→ **Records for this exercise**

=======

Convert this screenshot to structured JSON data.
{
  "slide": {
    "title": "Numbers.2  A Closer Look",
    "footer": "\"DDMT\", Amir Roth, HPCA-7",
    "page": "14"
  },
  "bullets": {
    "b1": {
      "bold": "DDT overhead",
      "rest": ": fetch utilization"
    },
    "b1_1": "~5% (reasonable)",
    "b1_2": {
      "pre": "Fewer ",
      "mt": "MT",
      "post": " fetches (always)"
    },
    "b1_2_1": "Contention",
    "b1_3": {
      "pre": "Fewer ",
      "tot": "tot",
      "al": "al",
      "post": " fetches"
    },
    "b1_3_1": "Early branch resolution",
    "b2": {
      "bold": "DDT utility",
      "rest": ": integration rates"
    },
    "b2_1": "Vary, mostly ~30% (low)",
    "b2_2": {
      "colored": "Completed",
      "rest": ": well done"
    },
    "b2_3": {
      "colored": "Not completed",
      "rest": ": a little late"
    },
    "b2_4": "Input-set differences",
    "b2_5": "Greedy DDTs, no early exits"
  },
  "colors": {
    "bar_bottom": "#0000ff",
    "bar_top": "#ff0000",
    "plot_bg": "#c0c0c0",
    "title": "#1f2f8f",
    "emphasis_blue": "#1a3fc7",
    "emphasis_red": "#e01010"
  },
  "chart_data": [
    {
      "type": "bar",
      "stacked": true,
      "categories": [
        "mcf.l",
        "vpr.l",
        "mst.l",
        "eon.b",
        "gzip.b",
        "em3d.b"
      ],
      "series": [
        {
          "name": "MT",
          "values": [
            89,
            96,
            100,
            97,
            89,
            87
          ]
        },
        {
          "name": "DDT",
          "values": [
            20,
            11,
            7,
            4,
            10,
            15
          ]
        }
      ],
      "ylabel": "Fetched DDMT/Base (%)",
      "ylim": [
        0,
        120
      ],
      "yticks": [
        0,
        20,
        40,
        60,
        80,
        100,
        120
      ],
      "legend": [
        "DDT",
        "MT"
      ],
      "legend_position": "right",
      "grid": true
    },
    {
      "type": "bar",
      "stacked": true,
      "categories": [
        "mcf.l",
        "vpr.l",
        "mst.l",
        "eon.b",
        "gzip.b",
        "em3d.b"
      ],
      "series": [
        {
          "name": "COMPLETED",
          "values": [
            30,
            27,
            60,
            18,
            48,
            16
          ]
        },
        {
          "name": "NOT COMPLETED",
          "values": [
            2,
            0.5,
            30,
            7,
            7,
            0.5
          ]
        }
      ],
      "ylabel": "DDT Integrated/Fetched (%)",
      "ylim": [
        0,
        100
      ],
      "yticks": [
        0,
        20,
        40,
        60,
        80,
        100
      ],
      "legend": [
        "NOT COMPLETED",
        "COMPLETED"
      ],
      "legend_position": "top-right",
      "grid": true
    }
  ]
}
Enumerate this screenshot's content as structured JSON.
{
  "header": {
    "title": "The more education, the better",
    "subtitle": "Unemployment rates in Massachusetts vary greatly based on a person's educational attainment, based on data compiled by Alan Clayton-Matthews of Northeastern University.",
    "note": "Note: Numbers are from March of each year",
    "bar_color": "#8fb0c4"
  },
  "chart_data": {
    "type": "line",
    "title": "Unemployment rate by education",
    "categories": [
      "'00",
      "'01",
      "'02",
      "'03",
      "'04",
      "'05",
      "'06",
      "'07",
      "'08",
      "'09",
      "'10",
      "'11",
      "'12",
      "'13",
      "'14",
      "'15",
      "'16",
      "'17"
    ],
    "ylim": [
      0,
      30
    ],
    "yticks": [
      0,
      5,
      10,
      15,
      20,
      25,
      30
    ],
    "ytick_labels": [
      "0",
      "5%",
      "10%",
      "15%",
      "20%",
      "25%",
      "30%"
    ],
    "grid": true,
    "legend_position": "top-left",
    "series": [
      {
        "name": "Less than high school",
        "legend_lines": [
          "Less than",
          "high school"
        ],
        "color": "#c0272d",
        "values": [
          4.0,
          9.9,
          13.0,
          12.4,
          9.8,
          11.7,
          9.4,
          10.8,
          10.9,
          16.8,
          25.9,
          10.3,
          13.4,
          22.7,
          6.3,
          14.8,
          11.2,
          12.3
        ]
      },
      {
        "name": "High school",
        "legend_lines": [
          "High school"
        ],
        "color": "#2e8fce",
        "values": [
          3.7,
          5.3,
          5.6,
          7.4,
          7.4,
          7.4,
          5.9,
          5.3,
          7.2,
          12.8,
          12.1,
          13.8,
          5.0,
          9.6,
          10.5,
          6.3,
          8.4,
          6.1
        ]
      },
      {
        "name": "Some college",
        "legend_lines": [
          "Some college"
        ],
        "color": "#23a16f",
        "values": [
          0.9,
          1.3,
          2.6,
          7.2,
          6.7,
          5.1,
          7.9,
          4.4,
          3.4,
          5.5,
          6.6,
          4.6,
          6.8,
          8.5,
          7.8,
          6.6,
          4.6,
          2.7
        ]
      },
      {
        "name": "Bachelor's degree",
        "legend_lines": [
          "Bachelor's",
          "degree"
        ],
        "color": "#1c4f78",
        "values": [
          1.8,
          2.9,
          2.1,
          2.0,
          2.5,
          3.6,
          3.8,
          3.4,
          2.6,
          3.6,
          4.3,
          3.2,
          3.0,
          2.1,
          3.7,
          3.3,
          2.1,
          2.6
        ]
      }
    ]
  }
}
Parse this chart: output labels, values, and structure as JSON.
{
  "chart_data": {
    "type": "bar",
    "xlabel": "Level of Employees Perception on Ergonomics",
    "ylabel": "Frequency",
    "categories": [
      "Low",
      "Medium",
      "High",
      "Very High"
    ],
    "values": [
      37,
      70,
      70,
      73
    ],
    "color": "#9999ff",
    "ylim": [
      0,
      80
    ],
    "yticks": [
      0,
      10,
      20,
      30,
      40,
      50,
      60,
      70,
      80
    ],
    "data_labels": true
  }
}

=======

→ **Task goal**
Output the records exactly, including every line.

→ **Written reply**
Convert this screenshot to structured JSON data.
{
  "slide": {
    "title": "Numbers.2  A Closer Look",
    "footer": "\"DDMT\", Amir Roth, HPCA-7",
    "page": "14"
  },
  "bullets": {
    "b1": {
      "bold": "DDT overhead",
      "rest": ": fetch utilization"
    },
    "b1_1": "~5% (reasonable)",
    "b1_2": {
      "pre": "Fewer ",
      "mt": "MT",
      "post": " fetches (always)"
    },
    "b1_2_1": "Contention",
    "b1_3": {
      "pre": "Fewer ",
      "tot": "tot",
      "al": "al",
      "post": " fetches"
    },
    "b1_3_1": "Early branch resolution",
    "b2": {
      "bold": "DDT utility",
      "rest": ": integration rates"
    },
    "b2_1": "Vary, mostly ~30% (low)",
    "b2_2": {
      "colored": "Completed",
      "rest": ": well done"
    },
    "b2_3": {
      "colored": "Not completed",
      "rest": ": a little late"
    },
    "b2_4": "Input-set differences",
    "b2_5": "Greedy DDTs, no early exits"
  },
  "colors": {
    "bar_bottom": "#0000ff",
    "bar_top": "#ff0000",
    "plot_bg": "#c0c0c0",
    "title": "#1f2f8f",
    "emphasis_blue": "#1a3fc7",
    "emphasis_red": "#e01010"
  },
  "chart_data": [
    {
      "type": "bar",
      "stacked": true,
      "categories": [
        "mcf.l",
        "vpr.l",
        "mst.l",
        "eon.b",
        "gzip.b",
        "em3d.b"
      ],
      "series": [
        {
          "name": "MT",
          "values": [
            89,
            96,
            100,
            97,
            89,
            87
          ]
        },
        {
          "name": "DDT",
          "values": [
            20,
            11,
            7,
            4,
            10,
            15
          ]
        }
      ],
      "ylabel": "Fetched DDMT/Base (%)",
      "ylim": [
        0,
        120
      ],
      "yticks": [
        0,
        20,
        40,
        60,
        80,
        100,
        120
      ],
      "legend": [
        "DDT",
        "MT"
      ],
      "legend_position": "right",
      "grid": true
    },
    {
      "type": "bar",
      "stacked": true,
      "categories": [
        "mcf.l",
        "vpr.l",
        "mst.l",
        "eon.b",
        "gzip.b",
        "em3d.b"
      ],
      "series": [
        {
          "name": "COMPLETED",
          "values": [
            30,
            27,
            60,
            18,
            48,
            16
          ]
        },
        {
          "name": "NOT COMPLETED",
          "values": [
            2,
            0.5,
            30,
            7,
            7,
            0.5
          ]
        }
      ],
      "ylabel": "DDT Integrated/Fetched (%)",
      "ylim": [
        0,
        100
      ],
      "yticks": [
        0,
        20,
        40,
        60,
        80,
        100
      ],
      "legend": [
        "NOT COMPLETED",
        "COMPLETED"
      ],
      "legend_position": "top-right",
      "grid": true
    }
  ]
}
Enumerate this screenshot's content as structured JSON.
{
  "header": {
    "title": "The more education, the better",
    "subtitle": "Unemployment rates in Massachusetts vary greatly based on a person's educational attainment, based on data compiled by Alan Clayton-Matthews of Northeastern University.",
    "note": "Note: Numbers are from March of each year",
    "bar_color": "#8fb0c4"
  },
  "chart_data": {
    "type": "line",
    "title": "Unemployment rate by education",
    "categories": [
      "'00",
      "'01",
      "'02",
      "'03",
      "'04",
      "'05",
      "'06",
      "'07",
      "'08",
      "'09",
      "'10",
      "'11",
      "'12",
      "'13",
      "'14",
      "'15",
      "'16",
      "'17"
    ],
    "ylim": [
      0,
      30
    ],
    "yticks": [
      0,
      5,
      10,
      15,
      20,
      25,
      30
    ],
    "ytick_labels": [
      "0",
      "5%",
      "10%",
      "15%",
      "20%",
      "25%",
      "30%"
    ],
    "grid": true,
    "legend_position": "top-left",
    "series": [
      {
        "name": "Less than high school",
        "legend_lines": [
          "Less than",
          "high school"
        ],
        "color": "#c0272d",
        "values": [
          4.0,
          9.9,
          13.0,
          12.4,
          9.8,
          11.7,
          9.4,
          10.8,
          10.9,
          16.8,
          25.9,
          10.3,
          13.4,
          22.7,
          6.3,
          14.8,
          11.2,
          12.3
        ]
      },
      {
        "name": "High school",
        "legend_lines": [
          "High school"
        ],
        "color": "#2e8fce",
        "values": [
          3.7,
          5.3,
          5.6,
          7.4,
          7.4,
          7.4,
          5.9,
          5.3,
          7.2,
          12.8,
          12.1,
          13.8,
          5.0,
          9.6,
          10.5,
          6.3,
          8.4,
          6.1
        ]
      },
      {
        "name": "Some college",
        "legend_lines": [
          "Some college"
        ],
        "color": "#23a16f",
        "values": [
          0.9,
          1.3,
          2.6,
          7.2,
          6.7,
          5.1,
          7.9,
          4.4,
          3.4,
          5.5,
          6.6,
          4.6,
          6.8,
          8.5,
          7.8,
          6.6,
          4.6,
          2.7
        ]
      },
      {
        "name": "Bachelor's degree",
        "legend_lines": [
          "Bachelor's",
          "degree"
        ],
        "color": "#1c4f78",
        "values": [
          1.8,
          2.9,
          2.1,
          2.0,
          2.5,
          3.6,
          3.8,
          3.4,
          2.6,
          3.6,
          4.3,
          3.2,
          3.0,
          2.1,
          3.7,
          3.3,
          2.1,
          2.6
        ]
      }
    ]
  }
}
Parse this chart: output labels, values, and structure as JSON.
{
  "chart_data": {
    "type": "bar",
    "xlabel": "Level of Employees Perception on Ergonomics",
    "ylabel": "Frequency",
    "categories": [
      "Low",
      "Medium",
      "High",
      "Very High"
    ],
    "values": [
      37,
      70,
      70,
      73
    ],
    "color": "#9999ff",
    "ylim": [
      0,
      80
    ],
    "yticks": [
      0,
      10,
      20,
      30,
      40,
      50,
      60,
      70,
      80
    ],
    "data_labels": true
  }
}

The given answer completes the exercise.